WHAT TO PRODUCE -
Wherever the word "this" appears in a line, extract that line.

DATA SUPPLIED -
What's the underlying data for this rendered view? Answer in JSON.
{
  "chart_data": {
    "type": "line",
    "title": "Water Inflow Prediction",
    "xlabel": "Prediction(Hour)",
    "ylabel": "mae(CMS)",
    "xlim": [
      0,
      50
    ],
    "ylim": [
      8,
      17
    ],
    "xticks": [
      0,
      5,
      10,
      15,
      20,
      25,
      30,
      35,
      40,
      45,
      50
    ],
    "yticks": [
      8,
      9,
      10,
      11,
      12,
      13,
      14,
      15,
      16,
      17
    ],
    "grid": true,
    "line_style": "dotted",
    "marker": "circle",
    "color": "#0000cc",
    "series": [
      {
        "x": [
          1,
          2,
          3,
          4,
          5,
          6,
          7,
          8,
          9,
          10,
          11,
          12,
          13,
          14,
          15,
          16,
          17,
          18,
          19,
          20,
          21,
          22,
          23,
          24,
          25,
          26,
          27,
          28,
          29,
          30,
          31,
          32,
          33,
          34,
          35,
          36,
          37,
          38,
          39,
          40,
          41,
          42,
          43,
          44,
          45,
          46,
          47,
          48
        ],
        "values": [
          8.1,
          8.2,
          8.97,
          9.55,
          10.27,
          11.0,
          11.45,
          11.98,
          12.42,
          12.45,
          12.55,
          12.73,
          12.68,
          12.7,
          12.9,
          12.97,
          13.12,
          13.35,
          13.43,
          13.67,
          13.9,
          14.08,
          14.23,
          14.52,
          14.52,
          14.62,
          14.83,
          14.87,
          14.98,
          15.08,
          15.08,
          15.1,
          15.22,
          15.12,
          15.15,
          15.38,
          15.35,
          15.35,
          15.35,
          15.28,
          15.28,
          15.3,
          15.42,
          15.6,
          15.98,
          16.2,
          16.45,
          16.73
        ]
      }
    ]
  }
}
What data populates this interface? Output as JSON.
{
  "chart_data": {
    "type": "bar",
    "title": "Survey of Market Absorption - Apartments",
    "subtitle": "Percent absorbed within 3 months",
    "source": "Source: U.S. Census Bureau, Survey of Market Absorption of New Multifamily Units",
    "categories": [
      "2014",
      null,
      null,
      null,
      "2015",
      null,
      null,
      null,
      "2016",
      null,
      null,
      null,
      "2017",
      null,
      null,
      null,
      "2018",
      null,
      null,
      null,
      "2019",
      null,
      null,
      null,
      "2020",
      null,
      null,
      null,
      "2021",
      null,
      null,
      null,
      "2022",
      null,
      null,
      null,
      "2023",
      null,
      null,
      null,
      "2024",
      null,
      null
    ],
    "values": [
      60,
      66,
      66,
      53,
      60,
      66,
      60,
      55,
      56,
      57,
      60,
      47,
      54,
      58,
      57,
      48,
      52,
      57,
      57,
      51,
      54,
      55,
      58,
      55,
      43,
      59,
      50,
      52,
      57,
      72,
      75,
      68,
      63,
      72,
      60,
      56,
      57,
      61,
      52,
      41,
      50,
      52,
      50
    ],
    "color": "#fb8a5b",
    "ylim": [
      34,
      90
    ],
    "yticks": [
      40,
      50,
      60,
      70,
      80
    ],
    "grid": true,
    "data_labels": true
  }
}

WORKED ANSWER -
What's the underlying data for this rendered view? Answer in JSON.
What data populates this interface? Output as JSON.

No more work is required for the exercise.